(Records provided)
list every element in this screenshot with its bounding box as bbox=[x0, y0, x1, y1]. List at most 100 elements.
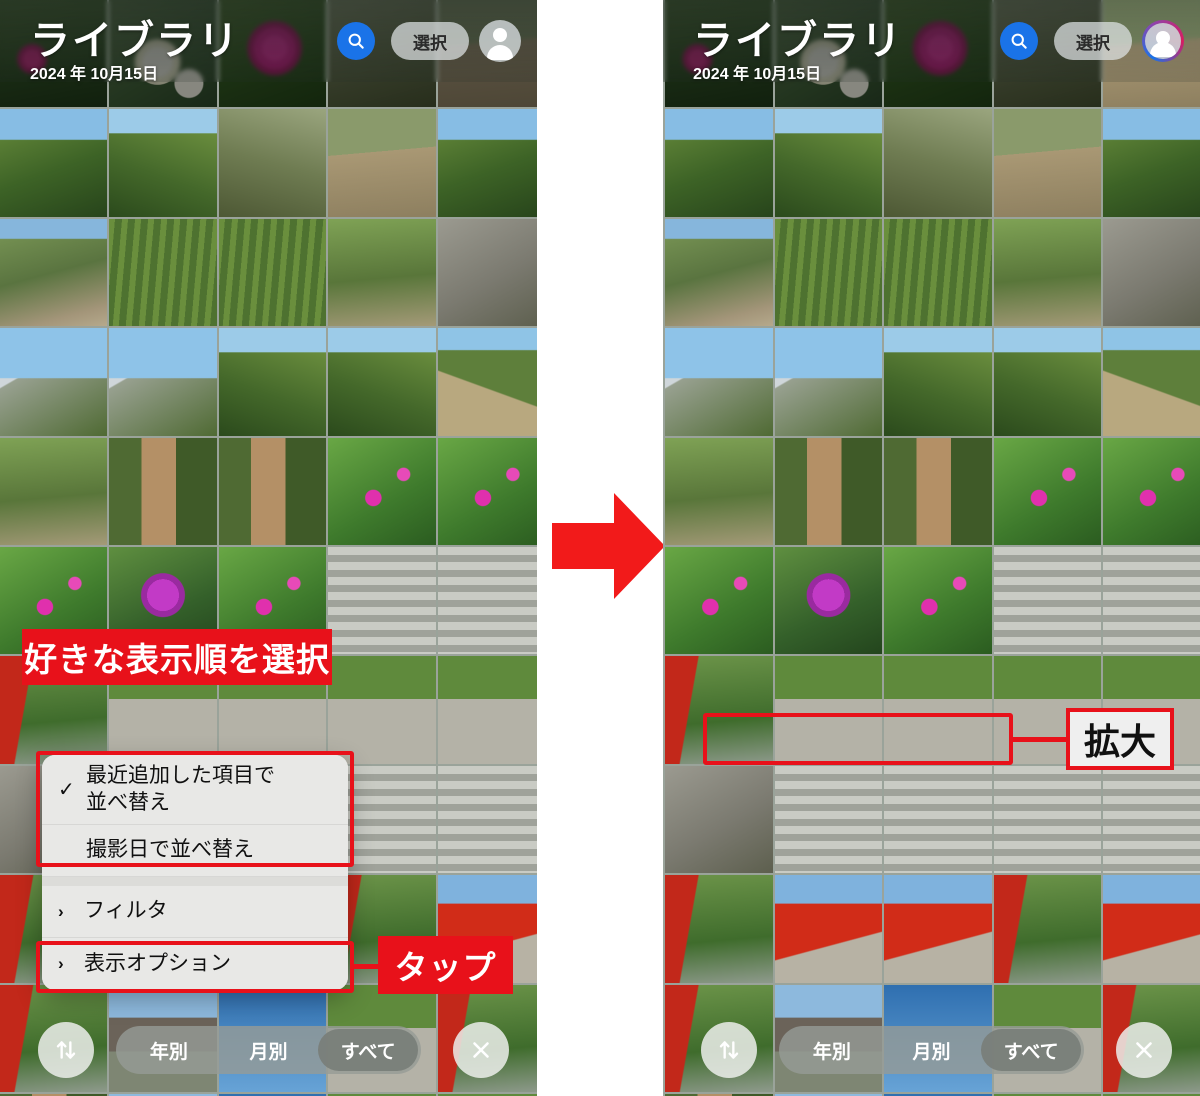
photo-thumbnail[interactable] bbox=[884, 765, 992, 874]
photo-thumbnail[interactable] bbox=[437, 328, 537, 436]
photo-thumbnail[interactable] bbox=[665, 437, 773, 545]
photo-thumbnail[interactable] bbox=[0, 328, 108, 436]
photo-thumbnail[interactable] bbox=[437, 437, 537, 545]
photo-image bbox=[328, 437, 436, 545]
photo-image bbox=[774, 437, 883, 545]
photo-thumbnail[interactable] bbox=[437, 218, 537, 327]
sort-button[interactable] bbox=[38, 1022, 94, 1078]
sort-button[interactable] bbox=[701, 1022, 757, 1078]
photo-thumbnail[interactable] bbox=[665, 875, 773, 983]
photo-thumbnail[interactable] bbox=[993, 546, 1101, 655]
photo-thumbnail[interactable] bbox=[218, 218, 327, 327]
photo-thumbnail[interactable] bbox=[328, 218, 436, 327]
photo-thumbnail[interactable] bbox=[774, 875, 883, 983]
photo-thumbnail[interactable] bbox=[1102, 109, 1200, 217]
photo-thumbnail[interactable] bbox=[437, 109, 537, 217]
photo-thumbnail[interactable] bbox=[774, 437, 883, 545]
segment-1[interactable]: 月別 bbox=[219, 1029, 319, 1071]
segment-2[interactable]: すべて bbox=[318, 1029, 419, 1071]
view-scope-segmented-control[interactable]: 年別 月別 すべて bbox=[116, 1026, 421, 1074]
app-header-after: ライブラリ 2024 年 10月15日 選択 bbox=[663, 0, 1200, 83]
photo-thumbnail[interactable] bbox=[774, 109, 883, 217]
photo-thumbnail[interactable] bbox=[109, 109, 217, 217]
photo-image bbox=[1102, 546, 1200, 655]
photo-thumbnail[interactable] bbox=[1102, 437, 1200, 545]
photo-thumbnail[interactable] bbox=[884, 218, 992, 327]
photo-thumbnail[interactable] bbox=[328, 437, 436, 545]
menu-item-filter[interactable]: › フィルタ bbox=[42, 886, 348, 938]
photo-thumbnail[interactable] bbox=[884, 875, 992, 983]
photo-thumbnail[interactable] bbox=[0, 218, 108, 327]
photo-thumbnail[interactable] bbox=[884, 109, 992, 217]
close-button[interactable] bbox=[1116, 1022, 1172, 1078]
photo-image bbox=[328, 328, 436, 436]
search-button[interactable] bbox=[1000, 22, 1038, 60]
photo-thumbnail[interactable] bbox=[218, 109, 327, 217]
photo-thumbnail[interactable] bbox=[993, 765, 1101, 874]
photo-thumbnail[interactable] bbox=[1102, 546, 1200, 655]
select-button[interactable]: 選択 bbox=[391, 22, 469, 60]
photo-image bbox=[437, 328, 537, 436]
photo-thumbnail[interactable] bbox=[218, 437, 327, 545]
avatar[interactable] bbox=[1142, 20, 1184, 62]
photo-image bbox=[218, 328, 327, 436]
photo-thumbnail[interactable] bbox=[437, 765, 537, 874]
segment-2[interactable]: すべて bbox=[981, 1029, 1082, 1071]
photo-image bbox=[1102, 875, 1200, 983]
photo-grid-after[interactable] bbox=[663, 0, 1200, 1096]
menu-item-sort-by-date-taken[interactable]: 撮影日で並べ替え bbox=[42, 825, 348, 877]
view-scope-segmented-control[interactable]: 年別 月別 すべて bbox=[779, 1026, 1084, 1074]
photo-thumbnail[interactable] bbox=[993, 875, 1101, 983]
photo-thumbnail[interactable] bbox=[884, 656, 992, 764]
photo-thumbnail[interactable] bbox=[1102, 328, 1200, 436]
photo-thumbnail[interactable] bbox=[993, 218, 1101, 327]
close-x-icon bbox=[473, 1042, 489, 1058]
photo-thumbnail[interactable] bbox=[884, 437, 992, 545]
photo-thumbnail[interactable] bbox=[218, 328, 327, 436]
segment-0[interactable]: 年別 bbox=[119, 1029, 219, 1071]
photo-thumbnail[interactable] bbox=[665, 328, 773, 436]
photo-thumbnail[interactable] bbox=[0, 437, 108, 545]
photo-thumbnail[interactable] bbox=[328, 328, 436, 436]
right-arrow-icon bbox=[552, 493, 665, 599]
photo-thumbnail[interactable] bbox=[665, 765, 773, 874]
photo-thumbnail[interactable] bbox=[1102, 218, 1200, 327]
select-button[interactable]: 選択 bbox=[1054, 22, 1132, 60]
photo-thumbnail[interactable] bbox=[774, 546, 883, 655]
photo-thumbnail[interactable] bbox=[0, 109, 108, 217]
avatar[interactable] bbox=[479, 20, 521, 62]
photo-thumbnail[interactable] bbox=[1102, 765, 1200, 874]
photo-thumbnail[interactable] bbox=[437, 656, 537, 764]
photo-thumbnail[interactable] bbox=[1102, 875, 1200, 983]
segment-1[interactable]: 月別 bbox=[882, 1029, 982, 1071]
photo-thumbnail[interactable] bbox=[774, 656, 883, 764]
close-button[interactable] bbox=[453, 1022, 509, 1078]
photo-thumbnail[interactable] bbox=[665, 218, 773, 327]
photo-thumbnail[interactable] bbox=[109, 218, 217, 327]
photo-thumbnail[interactable] bbox=[328, 546, 436, 655]
photo-thumbnail[interactable] bbox=[328, 109, 436, 217]
photo-thumbnail[interactable] bbox=[993, 109, 1101, 217]
photo-image bbox=[774, 875, 883, 983]
photo-image bbox=[884, 109, 992, 217]
sort-context-menu[interactable]: ✓ 最近追加した項目で 並べ替え 撮影日で並べ替え › フィルタ › 表示オプション bbox=[42, 755, 348, 990]
photo-thumbnail[interactable] bbox=[109, 328, 217, 436]
callout-banner-sort: 好きな表示順を選択 bbox=[22, 629, 332, 685]
photo-thumbnail[interactable] bbox=[774, 218, 883, 327]
photo-thumbnail[interactable] bbox=[665, 546, 773, 655]
photo-thumbnail[interactable] bbox=[993, 328, 1101, 436]
photo-thumbnail[interactable] bbox=[437, 546, 537, 655]
photo-thumbnail[interactable] bbox=[884, 328, 992, 436]
search-button[interactable] bbox=[337, 22, 375, 60]
photo-thumbnail[interactable] bbox=[774, 328, 883, 436]
photo-thumbnail[interactable] bbox=[774, 765, 883, 874]
photo-thumbnail[interactable] bbox=[665, 109, 773, 217]
photo-thumbnail[interactable] bbox=[884, 546, 992, 655]
photo-thumbnail[interactable] bbox=[993, 437, 1101, 545]
photo-thumbnail[interactable] bbox=[109, 437, 217, 545]
photo-thumbnail[interactable] bbox=[328, 656, 436, 764]
menu-item-sort-recently-added[interactable]: ✓ 最近追加した項目で 並べ替え bbox=[42, 755, 348, 825]
menu-item-display-options[interactable]: › 表示オプション bbox=[42, 938, 348, 990]
segment-0[interactable]: 年別 bbox=[782, 1029, 882, 1071]
photo-thumbnail[interactable] bbox=[665, 656, 773, 764]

(What to work on) Turn all of the data above into a numbered list with one line per item, skipping blank lines and leaving out the pictures.

(Response below)
1. list every element in this screenshot with its bounding box as bbox=[x0, y0, x1, y1]. List at most 100 elements.
2. photo-thumbnail[interactable] bbox=[884, 765, 992, 874]
3. photo-thumbnail[interactable] bbox=[437, 328, 537, 436]
4. photo-thumbnail[interactable] bbox=[665, 437, 773, 545]
5. photo-thumbnail[interactable] bbox=[0, 328, 108, 436]
6. photo-thumbnail[interactable] bbox=[437, 437, 537, 545]
7. photo-image bbox=[328, 437, 436, 545]
8. photo-image bbox=[774, 437, 883, 545]
9. photo-thumbnail[interactable] bbox=[437, 218, 537, 327]
10. sort-button[interactable] bbox=[38, 1022, 94, 1078]
11. sort-button[interactable] bbox=[701, 1022, 757, 1078]
12. photo-thumbnail[interactable] bbox=[665, 875, 773, 983]
13. photo-thumbnail[interactable] bbox=[993, 546, 1101, 655]
14. photo-thumbnail[interactable] bbox=[218, 218, 327, 327]
15. photo-thumbnail[interactable] bbox=[328, 218, 436, 327]
16. photo-thumbnail[interactable] bbox=[774, 875, 883, 983]
17. photo-thumbnail[interactable] bbox=[1102, 109, 1200, 217]
18. photo-thumbnail[interactable] bbox=[437, 109, 537, 217]
19. photo-thumbnail[interactable] bbox=[774, 437, 883, 545]
20. segment-1[interactable]: 月別 bbox=[219, 1029, 319, 1071]
21. segment-2[interactable]: すべて bbox=[318, 1029, 419, 1071]
22. view-scope-segmented-control[interactable]: 年別 月別 すべて bbox=[116, 1026, 421, 1074]
23. app-header-after: ライブラリ 2024 年 10月15日 選択 bbox=[663, 0, 1200, 83]
24. photo-thumbnail[interactable] bbox=[774, 109, 883, 217]
25. photo-thumbnail[interactable] bbox=[109, 109, 217, 217]
26. photo-image bbox=[1102, 546, 1200, 655]
27. photo-thumbnail[interactable] bbox=[1102, 437, 1200, 545]
28. photo-thumbnail[interactable] bbox=[884, 218, 992, 327]
29. photo-thumbnail[interactable] bbox=[328, 437, 436, 545]
30. menu-item-filter[interactable]: › フィルタ bbox=[42, 886, 348, 938]
31. photo-thumbnail[interactable] bbox=[884, 875, 992, 983]
32. photo-thumbnail[interactable] bbox=[0, 218, 108, 327]
33. photo-thumbnail[interactable] bbox=[884, 109, 992, 217]
34. close-button[interactable] bbox=[1116, 1022, 1172, 1078]
35. photo-image bbox=[328, 328, 436, 436]
36. search-button[interactable] bbox=[1000, 22, 1038, 60]
37. photo-thumbnail[interactable] bbox=[218, 109, 327, 217]
38. photo-thumbnail[interactable] bbox=[993, 765, 1101, 874]
39. photo-thumbnail[interactable] bbox=[1102, 546, 1200, 655]
40. select-button[interactable]: 選択 bbox=[391, 22, 469, 60]
41. photo-image bbox=[437, 328, 537, 436]
42. photo-thumbnail[interactable] bbox=[218, 437, 327, 545]
43. avatar[interactable] bbox=[1142, 20, 1184, 62]
44. photo-image bbox=[218, 328, 327, 436]
45. photo-thumbnail[interactable] bbox=[437, 765, 537, 874]
46. segment-2[interactable]: すべて bbox=[981, 1029, 1082, 1071]
47. photo-image bbox=[1102, 875, 1200, 983]
48. photo-grid-after[interactable] bbox=[663, 0, 1200, 1096]
49. menu-item-sort-by-date-taken[interactable]: 撮影日で並べ替え bbox=[42, 825, 348, 877]
50. view-scope-segmented-control[interactable]: 年別 月別 すべて bbox=[779, 1026, 1084, 1074]
51. photo-thumbnail[interactable] bbox=[993, 875, 1101, 983]
52. photo-thumbnail[interactable] bbox=[884, 656, 992, 764]
53. photo-thumbnail[interactable] bbox=[1102, 328, 1200, 436]
54. photo-thumbnail[interactable] bbox=[993, 218, 1101, 327]
55. close-x-icon bbox=[473, 1042, 489, 1058]
56. photo-thumbnail[interactable] bbox=[884, 437, 992, 545]
57. photo-thumbnail[interactable] bbox=[218, 328, 327, 436]
58. segment-0[interactable]: 年別 bbox=[119, 1029, 219, 1071]
59. photo-thumbnail[interactable] bbox=[665, 328, 773, 436]
60. photo-thumbnail[interactable] bbox=[0, 437, 108, 545]
61. photo-thumbnail[interactable] bbox=[328, 328, 436, 436]
62. right-arrow-icon bbox=[552, 493, 665, 599]
63. photo-thumbnail[interactable] bbox=[665, 765, 773, 874]
64. photo-thumbnail[interactable] bbox=[1102, 218, 1200, 327]
65. select-button[interactable]: 選択 bbox=[1054, 22, 1132, 60]
66. photo-thumbnail[interactable] bbox=[774, 546, 883, 655]
67. photo-thumbnail[interactable] bbox=[0, 109, 108, 217]
68. avatar[interactable] bbox=[479, 20, 521, 62]
69. photo-thumbnail[interactable] bbox=[1102, 765, 1200, 874]
70. photo-thumbnail[interactable] bbox=[437, 656, 537, 764]
71. photo-thumbnail[interactable] bbox=[1102, 875, 1200, 983]
72. segment-1[interactable]: 月別 bbox=[882, 1029, 982, 1071]
73. photo-thumbnail[interactable] bbox=[774, 656, 883, 764]
74. close-button[interactable] bbox=[453, 1022, 509, 1078]
75. photo-thumbnail[interactable] bbox=[665, 218, 773, 327]
76. photo-thumbnail[interactable] bbox=[109, 218, 217, 327]
77. photo-thumbnail[interactable] bbox=[328, 546, 436, 655]
78. photo-thumbnail[interactable] bbox=[328, 109, 436, 217]
79. photo-thumbnail[interactable] bbox=[993, 109, 1101, 217]
80. photo-image bbox=[774, 875, 883, 983]
81. photo-image bbox=[884, 109, 992, 217]
82. sort-context-menu[interactable]: ✓ 最近追加した項目で 並べ替え 撮影日で並べ替え › フィルタ › 表示オプション bbox=[42, 755, 348, 990]
83. photo-thumbnail[interactable] bbox=[109, 328, 217, 436]
84. callout-banner-sort: 好きな表示順を選択 bbox=[22, 629, 332, 685]
85. photo-thumbnail[interactable] bbox=[774, 218, 883, 327]
86. photo-thumbnail[interactable] bbox=[665, 546, 773, 655]
87. photo-thumbnail[interactable] bbox=[993, 328, 1101, 436]
88. photo-thumbnail[interactable] bbox=[437, 546, 537, 655]
89. photo-thumbnail[interactable] bbox=[884, 328, 992, 436]
90. search-button[interactable] bbox=[337, 22, 375, 60]
91. photo-thumbnail[interactable] bbox=[774, 328, 883, 436]
92. photo-thumbnail[interactable] bbox=[774, 765, 883, 874]
93. photo-thumbnail[interactable] bbox=[665, 109, 773, 217]
94. photo-thumbnail[interactable] bbox=[884, 546, 992, 655]
95. photo-thumbnail[interactable] bbox=[993, 437, 1101, 545]
96. photo-thumbnail[interactable] bbox=[109, 437, 217, 545]
97. photo-thumbnail[interactable] bbox=[328, 656, 436, 764]
98. menu-item-sort-recently-added[interactable]: ✓ 最近追加した項目で 並べ替え bbox=[42, 755, 348, 825]
99. menu-item-display-options[interactable]: › 表示オプション bbox=[42, 938, 348, 990]
100. segment-0[interactable]: 年別 bbox=[782, 1029, 882, 1071]
101. photo-thumbnail[interactable] bbox=[665, 656, 773, 764]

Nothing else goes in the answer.